### Problem
Extract all lines containing "Rural".

§ §

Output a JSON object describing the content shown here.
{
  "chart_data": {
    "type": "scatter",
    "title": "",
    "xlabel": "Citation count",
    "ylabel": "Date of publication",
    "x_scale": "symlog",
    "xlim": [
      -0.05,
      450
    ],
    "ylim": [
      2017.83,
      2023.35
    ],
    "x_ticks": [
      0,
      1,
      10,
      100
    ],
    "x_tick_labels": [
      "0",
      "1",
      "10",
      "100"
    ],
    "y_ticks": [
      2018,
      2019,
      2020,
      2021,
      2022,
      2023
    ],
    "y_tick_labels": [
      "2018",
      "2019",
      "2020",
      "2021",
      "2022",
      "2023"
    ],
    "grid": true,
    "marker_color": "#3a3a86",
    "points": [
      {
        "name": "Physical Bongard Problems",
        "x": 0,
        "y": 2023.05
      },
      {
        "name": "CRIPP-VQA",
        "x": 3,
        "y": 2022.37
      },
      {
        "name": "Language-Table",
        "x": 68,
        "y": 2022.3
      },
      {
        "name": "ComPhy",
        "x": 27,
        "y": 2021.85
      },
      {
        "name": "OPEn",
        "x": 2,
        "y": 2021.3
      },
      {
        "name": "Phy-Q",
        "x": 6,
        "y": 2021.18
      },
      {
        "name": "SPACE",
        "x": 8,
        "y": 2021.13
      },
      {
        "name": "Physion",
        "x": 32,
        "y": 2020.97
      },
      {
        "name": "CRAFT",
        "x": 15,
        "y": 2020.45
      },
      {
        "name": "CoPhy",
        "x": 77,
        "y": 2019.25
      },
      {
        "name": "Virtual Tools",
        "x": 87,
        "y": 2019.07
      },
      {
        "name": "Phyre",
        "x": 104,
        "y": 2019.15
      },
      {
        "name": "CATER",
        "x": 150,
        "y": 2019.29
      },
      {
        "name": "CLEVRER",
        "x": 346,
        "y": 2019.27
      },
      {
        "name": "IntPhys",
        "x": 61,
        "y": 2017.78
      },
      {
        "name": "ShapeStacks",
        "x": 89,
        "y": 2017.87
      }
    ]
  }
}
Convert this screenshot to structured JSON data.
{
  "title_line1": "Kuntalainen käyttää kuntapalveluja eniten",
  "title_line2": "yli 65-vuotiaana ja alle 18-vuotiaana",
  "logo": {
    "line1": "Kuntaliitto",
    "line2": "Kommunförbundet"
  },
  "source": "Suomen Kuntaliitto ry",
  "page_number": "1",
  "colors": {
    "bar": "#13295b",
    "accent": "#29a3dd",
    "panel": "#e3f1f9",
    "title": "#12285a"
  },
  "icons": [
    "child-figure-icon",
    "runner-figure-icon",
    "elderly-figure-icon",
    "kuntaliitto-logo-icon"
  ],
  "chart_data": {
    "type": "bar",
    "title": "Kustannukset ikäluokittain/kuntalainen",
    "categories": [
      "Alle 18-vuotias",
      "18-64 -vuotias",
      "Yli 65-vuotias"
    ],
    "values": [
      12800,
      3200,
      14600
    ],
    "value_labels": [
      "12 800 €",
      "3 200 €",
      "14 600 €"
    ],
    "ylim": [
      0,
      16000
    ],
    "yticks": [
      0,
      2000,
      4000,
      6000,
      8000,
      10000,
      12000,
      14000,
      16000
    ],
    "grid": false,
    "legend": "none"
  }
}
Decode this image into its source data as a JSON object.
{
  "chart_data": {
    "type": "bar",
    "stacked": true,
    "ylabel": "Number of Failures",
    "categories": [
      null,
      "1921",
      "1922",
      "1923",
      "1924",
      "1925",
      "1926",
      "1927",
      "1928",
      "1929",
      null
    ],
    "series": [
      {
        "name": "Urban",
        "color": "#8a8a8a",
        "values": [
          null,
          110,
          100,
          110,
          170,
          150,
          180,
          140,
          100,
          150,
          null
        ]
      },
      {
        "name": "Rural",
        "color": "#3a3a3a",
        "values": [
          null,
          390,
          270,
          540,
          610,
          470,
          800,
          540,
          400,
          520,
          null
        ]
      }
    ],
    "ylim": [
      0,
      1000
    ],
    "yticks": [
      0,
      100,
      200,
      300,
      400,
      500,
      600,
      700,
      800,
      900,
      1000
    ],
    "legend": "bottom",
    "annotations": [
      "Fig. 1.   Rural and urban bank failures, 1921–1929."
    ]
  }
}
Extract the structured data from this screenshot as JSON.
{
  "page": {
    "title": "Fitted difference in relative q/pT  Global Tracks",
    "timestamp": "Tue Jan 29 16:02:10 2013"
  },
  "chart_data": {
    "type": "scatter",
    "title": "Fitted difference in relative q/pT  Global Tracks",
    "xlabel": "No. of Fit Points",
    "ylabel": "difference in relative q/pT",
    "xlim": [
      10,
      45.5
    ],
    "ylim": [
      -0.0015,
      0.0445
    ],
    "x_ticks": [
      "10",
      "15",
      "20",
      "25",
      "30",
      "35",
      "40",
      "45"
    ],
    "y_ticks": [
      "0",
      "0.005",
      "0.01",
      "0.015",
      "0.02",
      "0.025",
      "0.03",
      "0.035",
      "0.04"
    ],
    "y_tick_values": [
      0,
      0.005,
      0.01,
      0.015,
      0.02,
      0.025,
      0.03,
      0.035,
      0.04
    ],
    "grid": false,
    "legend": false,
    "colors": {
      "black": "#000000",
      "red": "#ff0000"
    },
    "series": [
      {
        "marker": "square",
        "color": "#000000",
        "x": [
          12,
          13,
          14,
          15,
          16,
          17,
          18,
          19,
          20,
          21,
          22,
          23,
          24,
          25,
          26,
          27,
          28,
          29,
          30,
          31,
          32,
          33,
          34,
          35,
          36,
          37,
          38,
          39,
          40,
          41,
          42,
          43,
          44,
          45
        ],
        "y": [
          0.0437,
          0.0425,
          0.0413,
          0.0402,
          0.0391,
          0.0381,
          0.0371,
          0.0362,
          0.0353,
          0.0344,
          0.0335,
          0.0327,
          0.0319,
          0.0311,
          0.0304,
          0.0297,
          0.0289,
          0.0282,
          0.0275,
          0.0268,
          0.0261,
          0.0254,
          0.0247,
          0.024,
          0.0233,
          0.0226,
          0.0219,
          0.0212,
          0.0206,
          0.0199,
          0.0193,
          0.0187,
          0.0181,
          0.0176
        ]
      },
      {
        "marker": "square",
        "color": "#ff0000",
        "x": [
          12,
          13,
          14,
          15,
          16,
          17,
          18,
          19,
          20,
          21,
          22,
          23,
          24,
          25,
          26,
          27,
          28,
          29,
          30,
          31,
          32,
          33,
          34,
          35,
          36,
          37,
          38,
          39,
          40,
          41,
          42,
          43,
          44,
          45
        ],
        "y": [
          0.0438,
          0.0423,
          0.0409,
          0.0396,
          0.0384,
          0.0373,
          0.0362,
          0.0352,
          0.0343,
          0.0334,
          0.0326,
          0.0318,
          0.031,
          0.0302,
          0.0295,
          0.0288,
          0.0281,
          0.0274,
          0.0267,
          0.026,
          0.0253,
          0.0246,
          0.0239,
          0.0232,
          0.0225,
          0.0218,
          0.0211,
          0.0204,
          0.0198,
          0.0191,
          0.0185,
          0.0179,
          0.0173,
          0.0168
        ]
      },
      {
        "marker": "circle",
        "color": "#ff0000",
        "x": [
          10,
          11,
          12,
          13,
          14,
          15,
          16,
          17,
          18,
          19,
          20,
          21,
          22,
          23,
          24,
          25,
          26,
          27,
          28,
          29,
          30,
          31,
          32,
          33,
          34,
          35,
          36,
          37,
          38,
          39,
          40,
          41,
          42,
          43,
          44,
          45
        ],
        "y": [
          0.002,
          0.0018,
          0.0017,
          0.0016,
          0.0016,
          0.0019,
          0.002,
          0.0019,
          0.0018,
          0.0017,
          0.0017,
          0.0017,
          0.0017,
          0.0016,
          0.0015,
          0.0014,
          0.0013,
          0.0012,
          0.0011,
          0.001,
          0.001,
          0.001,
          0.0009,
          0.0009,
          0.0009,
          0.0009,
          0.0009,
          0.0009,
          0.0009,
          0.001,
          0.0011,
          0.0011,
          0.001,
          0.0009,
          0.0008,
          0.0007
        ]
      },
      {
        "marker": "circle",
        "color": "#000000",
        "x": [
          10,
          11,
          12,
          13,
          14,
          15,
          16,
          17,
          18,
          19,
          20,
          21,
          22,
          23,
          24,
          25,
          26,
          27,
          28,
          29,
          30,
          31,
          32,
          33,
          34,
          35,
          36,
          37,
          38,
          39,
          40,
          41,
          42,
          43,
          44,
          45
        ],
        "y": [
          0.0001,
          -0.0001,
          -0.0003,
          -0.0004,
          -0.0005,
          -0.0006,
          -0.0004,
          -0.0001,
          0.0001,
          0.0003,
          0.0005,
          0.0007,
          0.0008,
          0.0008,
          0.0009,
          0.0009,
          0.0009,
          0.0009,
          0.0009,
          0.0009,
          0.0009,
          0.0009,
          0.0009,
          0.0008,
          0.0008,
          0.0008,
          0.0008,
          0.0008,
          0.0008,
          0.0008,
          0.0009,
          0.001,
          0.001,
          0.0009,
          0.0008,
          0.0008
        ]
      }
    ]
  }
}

§ §

### Task result
        "name": "Rural",
      "Fig. 1.   Rural and urban bank failures, 1921–1929."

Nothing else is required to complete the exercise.